Stored data entries:

========

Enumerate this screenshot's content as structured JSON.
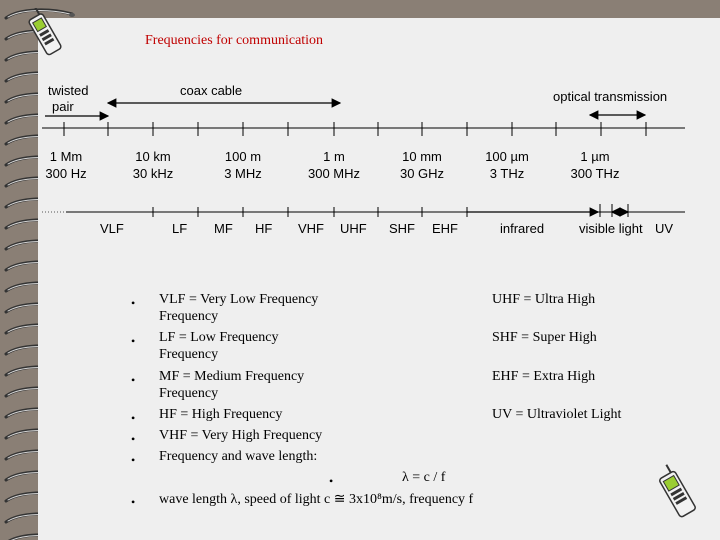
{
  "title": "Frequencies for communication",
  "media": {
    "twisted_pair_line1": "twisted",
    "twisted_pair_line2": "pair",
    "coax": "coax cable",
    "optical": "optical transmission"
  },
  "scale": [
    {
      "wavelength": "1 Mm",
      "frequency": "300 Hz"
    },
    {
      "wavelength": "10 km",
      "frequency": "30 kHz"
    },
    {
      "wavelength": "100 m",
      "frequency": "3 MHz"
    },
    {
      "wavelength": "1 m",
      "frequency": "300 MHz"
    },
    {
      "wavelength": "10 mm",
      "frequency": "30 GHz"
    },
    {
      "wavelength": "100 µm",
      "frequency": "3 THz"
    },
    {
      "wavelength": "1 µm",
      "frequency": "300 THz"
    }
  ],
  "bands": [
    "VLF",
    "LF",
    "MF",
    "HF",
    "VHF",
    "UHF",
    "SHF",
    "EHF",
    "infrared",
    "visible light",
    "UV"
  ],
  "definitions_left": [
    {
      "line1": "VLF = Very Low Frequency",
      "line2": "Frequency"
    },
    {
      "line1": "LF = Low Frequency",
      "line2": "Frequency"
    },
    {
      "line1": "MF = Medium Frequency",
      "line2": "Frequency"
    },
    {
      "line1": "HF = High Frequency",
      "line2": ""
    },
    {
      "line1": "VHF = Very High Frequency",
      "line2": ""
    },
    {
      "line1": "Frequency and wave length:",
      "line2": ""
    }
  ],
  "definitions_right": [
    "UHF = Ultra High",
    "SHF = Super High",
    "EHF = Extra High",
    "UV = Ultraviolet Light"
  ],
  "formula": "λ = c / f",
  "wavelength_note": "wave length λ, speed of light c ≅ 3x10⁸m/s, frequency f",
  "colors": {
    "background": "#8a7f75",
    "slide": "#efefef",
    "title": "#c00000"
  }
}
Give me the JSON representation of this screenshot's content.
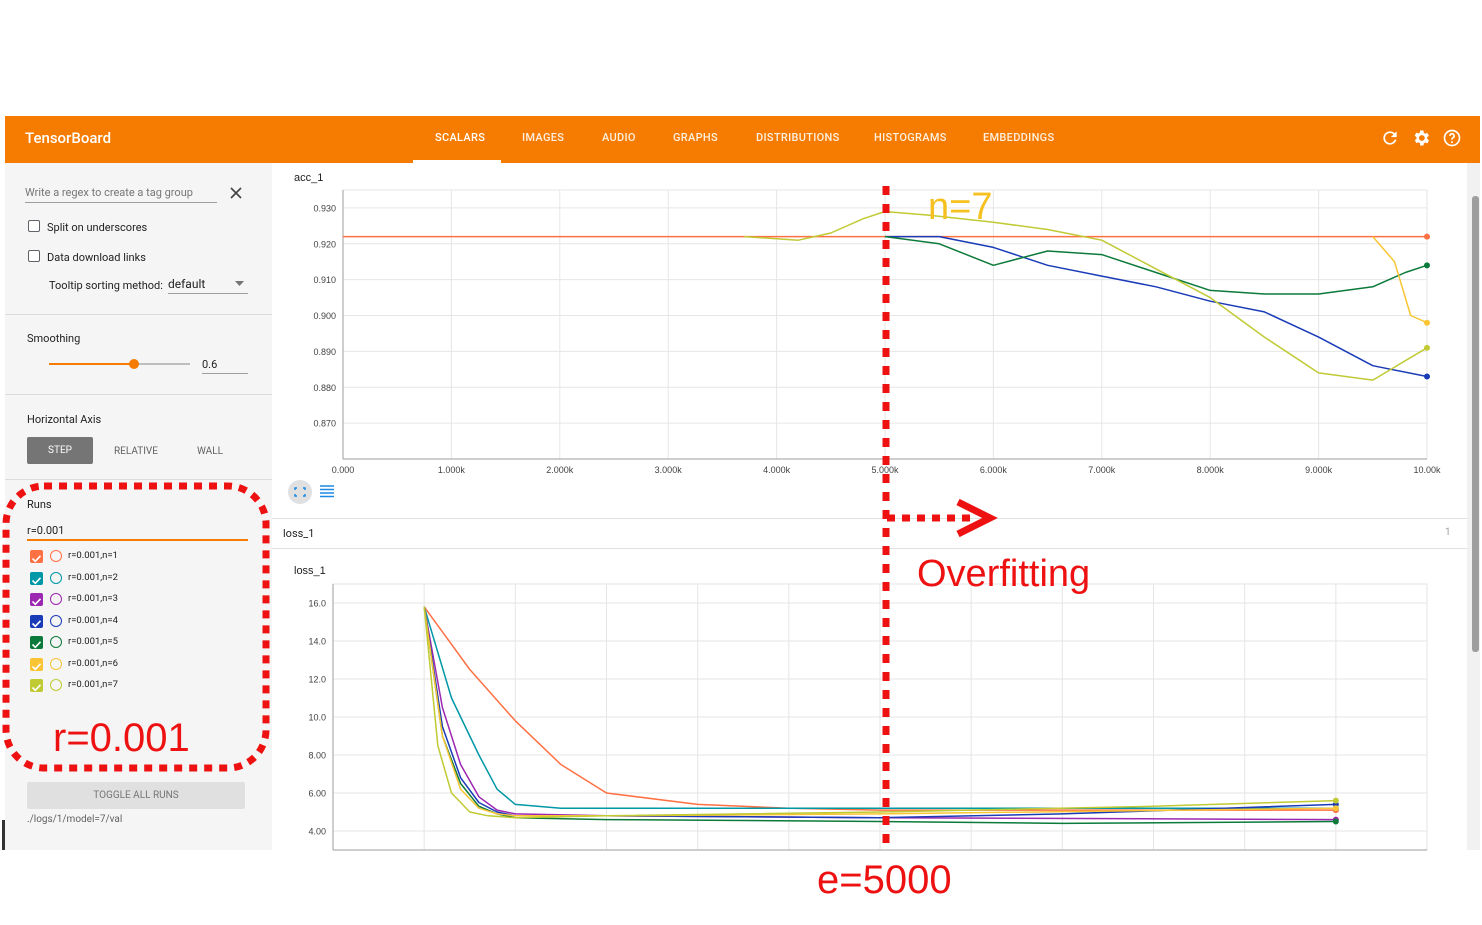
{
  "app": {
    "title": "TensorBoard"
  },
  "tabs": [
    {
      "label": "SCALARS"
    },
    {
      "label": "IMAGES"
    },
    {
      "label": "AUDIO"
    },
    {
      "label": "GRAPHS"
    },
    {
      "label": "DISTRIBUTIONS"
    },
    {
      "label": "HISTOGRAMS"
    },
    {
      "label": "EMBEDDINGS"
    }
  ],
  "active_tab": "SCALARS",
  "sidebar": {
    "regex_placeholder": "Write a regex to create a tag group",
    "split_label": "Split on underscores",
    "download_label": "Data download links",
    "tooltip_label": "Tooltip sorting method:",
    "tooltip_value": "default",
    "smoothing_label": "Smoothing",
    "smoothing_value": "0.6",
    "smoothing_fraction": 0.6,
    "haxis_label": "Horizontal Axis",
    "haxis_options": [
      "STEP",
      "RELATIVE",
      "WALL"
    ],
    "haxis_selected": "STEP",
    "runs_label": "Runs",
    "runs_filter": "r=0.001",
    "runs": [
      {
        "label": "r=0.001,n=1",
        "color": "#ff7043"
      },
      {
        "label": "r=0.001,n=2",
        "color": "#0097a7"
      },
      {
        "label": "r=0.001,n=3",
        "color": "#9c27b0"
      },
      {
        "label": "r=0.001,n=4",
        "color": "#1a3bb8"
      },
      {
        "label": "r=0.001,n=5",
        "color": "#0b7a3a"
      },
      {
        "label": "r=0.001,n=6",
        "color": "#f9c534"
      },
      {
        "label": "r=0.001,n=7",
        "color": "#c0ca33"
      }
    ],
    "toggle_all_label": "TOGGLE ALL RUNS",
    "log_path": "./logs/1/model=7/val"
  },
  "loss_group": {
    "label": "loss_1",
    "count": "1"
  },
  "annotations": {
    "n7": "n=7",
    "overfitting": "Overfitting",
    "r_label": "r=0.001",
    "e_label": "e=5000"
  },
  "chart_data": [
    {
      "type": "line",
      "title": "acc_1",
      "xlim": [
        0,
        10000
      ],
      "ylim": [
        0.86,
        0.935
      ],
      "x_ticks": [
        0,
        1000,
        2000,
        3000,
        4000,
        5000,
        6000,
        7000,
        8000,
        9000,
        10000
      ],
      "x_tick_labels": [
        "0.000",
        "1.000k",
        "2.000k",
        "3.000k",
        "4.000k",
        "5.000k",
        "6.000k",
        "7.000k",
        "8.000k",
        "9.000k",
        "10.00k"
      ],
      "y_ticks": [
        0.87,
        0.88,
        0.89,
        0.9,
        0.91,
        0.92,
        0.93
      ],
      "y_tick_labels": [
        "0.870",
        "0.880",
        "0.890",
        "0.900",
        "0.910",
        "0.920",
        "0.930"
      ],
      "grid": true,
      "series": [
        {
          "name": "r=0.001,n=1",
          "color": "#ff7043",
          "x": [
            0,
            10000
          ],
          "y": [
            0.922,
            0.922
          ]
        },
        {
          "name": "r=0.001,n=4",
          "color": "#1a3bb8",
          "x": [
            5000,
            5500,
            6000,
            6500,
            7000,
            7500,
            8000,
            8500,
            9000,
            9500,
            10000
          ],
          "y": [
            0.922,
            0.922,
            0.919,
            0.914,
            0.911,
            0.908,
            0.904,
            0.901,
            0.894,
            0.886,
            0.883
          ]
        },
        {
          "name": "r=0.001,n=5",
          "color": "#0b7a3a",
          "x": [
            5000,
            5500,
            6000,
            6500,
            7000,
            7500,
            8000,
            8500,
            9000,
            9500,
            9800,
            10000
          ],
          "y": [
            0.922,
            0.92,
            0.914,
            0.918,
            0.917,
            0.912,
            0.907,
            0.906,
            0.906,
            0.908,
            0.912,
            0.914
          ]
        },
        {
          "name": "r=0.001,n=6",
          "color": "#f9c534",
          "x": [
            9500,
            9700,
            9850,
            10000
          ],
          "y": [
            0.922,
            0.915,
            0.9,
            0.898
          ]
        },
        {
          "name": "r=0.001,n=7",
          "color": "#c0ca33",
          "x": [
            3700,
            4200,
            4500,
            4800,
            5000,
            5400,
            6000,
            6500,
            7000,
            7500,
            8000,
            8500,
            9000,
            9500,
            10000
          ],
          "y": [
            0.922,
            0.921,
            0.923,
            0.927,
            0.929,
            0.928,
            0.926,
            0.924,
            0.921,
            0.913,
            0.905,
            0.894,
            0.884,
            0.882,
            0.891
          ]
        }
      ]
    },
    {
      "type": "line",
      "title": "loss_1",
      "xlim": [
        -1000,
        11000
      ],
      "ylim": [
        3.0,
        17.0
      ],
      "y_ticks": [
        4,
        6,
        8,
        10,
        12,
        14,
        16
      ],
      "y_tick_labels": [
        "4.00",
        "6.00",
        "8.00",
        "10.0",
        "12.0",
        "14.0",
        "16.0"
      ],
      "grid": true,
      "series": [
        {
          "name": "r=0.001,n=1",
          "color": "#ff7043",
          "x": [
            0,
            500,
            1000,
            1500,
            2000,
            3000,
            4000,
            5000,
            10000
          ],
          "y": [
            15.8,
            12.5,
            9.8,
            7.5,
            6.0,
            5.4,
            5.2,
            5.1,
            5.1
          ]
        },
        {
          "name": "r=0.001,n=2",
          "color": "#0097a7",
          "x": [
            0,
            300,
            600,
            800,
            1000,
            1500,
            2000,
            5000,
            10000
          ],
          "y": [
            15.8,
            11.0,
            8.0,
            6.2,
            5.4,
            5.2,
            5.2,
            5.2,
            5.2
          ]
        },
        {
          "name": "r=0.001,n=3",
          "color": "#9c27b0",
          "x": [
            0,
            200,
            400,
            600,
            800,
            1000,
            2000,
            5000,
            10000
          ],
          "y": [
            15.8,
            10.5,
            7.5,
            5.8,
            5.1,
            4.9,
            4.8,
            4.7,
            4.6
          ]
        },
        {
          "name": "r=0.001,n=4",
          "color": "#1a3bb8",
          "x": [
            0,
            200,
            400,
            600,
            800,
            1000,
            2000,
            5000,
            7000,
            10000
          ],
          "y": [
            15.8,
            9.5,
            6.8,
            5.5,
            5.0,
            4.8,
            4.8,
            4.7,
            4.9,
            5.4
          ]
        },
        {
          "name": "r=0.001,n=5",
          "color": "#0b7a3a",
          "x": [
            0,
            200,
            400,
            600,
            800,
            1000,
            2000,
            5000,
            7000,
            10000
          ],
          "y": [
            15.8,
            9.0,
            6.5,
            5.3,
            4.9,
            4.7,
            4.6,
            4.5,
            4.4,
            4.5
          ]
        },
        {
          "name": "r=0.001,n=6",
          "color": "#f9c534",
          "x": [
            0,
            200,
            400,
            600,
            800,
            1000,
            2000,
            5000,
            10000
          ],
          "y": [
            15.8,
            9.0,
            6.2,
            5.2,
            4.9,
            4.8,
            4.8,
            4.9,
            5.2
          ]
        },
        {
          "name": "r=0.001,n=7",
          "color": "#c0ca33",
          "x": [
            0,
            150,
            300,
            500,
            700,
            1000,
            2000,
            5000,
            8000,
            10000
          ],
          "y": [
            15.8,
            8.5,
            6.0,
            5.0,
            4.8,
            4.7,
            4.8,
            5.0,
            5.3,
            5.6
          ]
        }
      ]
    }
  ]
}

========

Your objective: Go through the records and copy each line with "this" in it.

Reply to the task:
Enumerate this screenshot's content as structured JSON.
Give me the JSON representation of this screenshot's content.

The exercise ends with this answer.